:: What to work on ::
Quote the records below in full, exactly as given, with the images taken out.

Data entries

● ● ● ●

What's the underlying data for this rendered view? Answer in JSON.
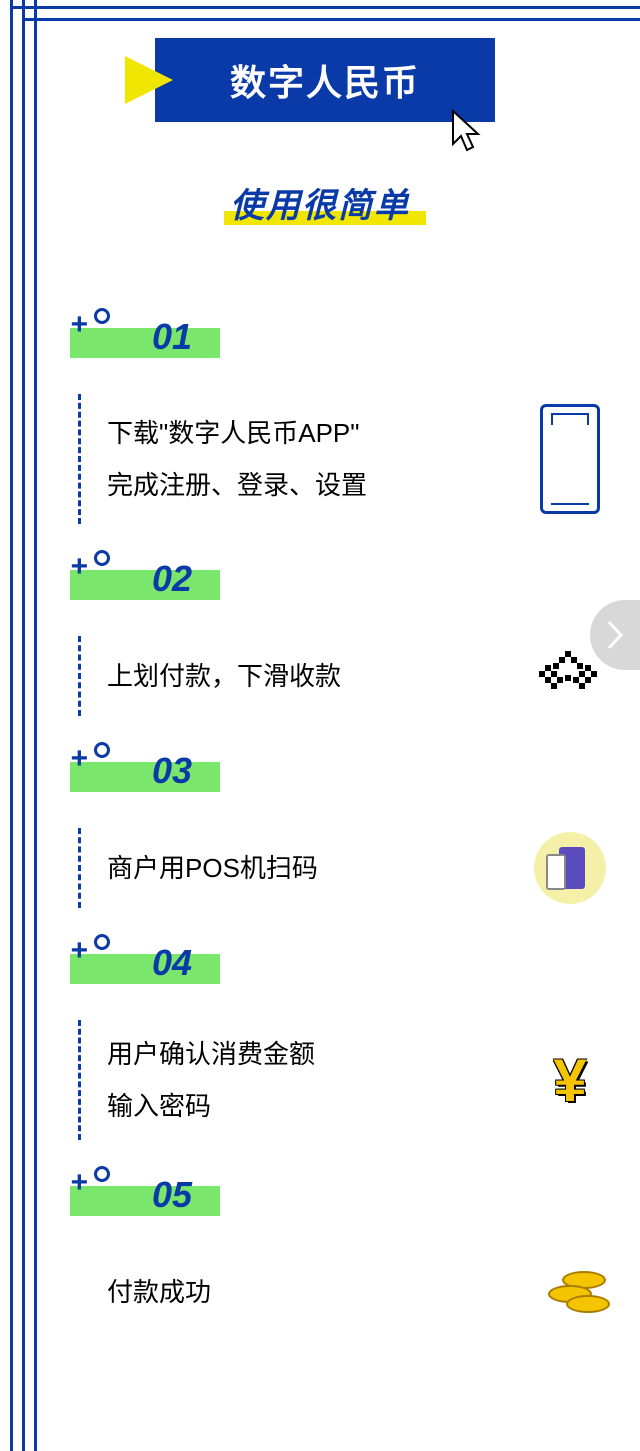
{
  "header": {
    "title": "数字人民币"
  },
  "subtitle": "使用很简单",
  "steps": [
    {
      "num": "01",
      "text_line1": "下载\"数字人民币APP\"",
      "text_line2": "完成注册、登录、设置",
      "icon": "phone-icon"
    },
    {
      "num": "02",
      "text_line1": "上划付款，下滑收款",
      "text_line2": "",
      "icon": "pixel-arrows-icon"
    },
    {
      "num": "03",
      "text_line1": "商户用POS机扫码",
      "text_line2": "",
      "icon": "pos-machine-icon"
    },
    {
      "num": "04",
      "text_line1": "用户确认消费金额",
      "text_line2": "输入密码",
      "icon": "yen-icon"
    },
    {
      "num": "05",
      "text_line1": "付款成功",
      "text_line2": "",
      "icon": "coins-icon"
    }
  ]
}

● ● ● ●

:: Written solution ::
What's the underlying data for this rendered view? Answer in JSON.
{
  "header": {
    "title": "数字人民币"
  },
  "subtitle": "使用很简单",
  "steps": [
    {
      "num": "01",
      "text_line1": "下载\"数字人民币APP\"",
      "text_line2": "完成注册、登录、设置",
      "icon": "phone-icon"
    },
    {
      "num": "02",
      "text_line1": "上划付款，下滑收款",
      "text_line2": "",
      "icon": "pixel-arrows-icon"
    },
    {
      "num": "03",
      "text_line1": "商户用POS机扫码",
      "text_line2": "",
      "icon": "pos-machine-icon"
    },
    {
      "num": "04",
      "text_line1": "用户确认消费金额",
      "text_line2": "输入密码",
      "icon": "yen-icon"
    },
    {
      "num": "05",
      "text_line1": "付款成功",
      "text_line2": "",
      "icon": "coins-icon"
    }
  ]
}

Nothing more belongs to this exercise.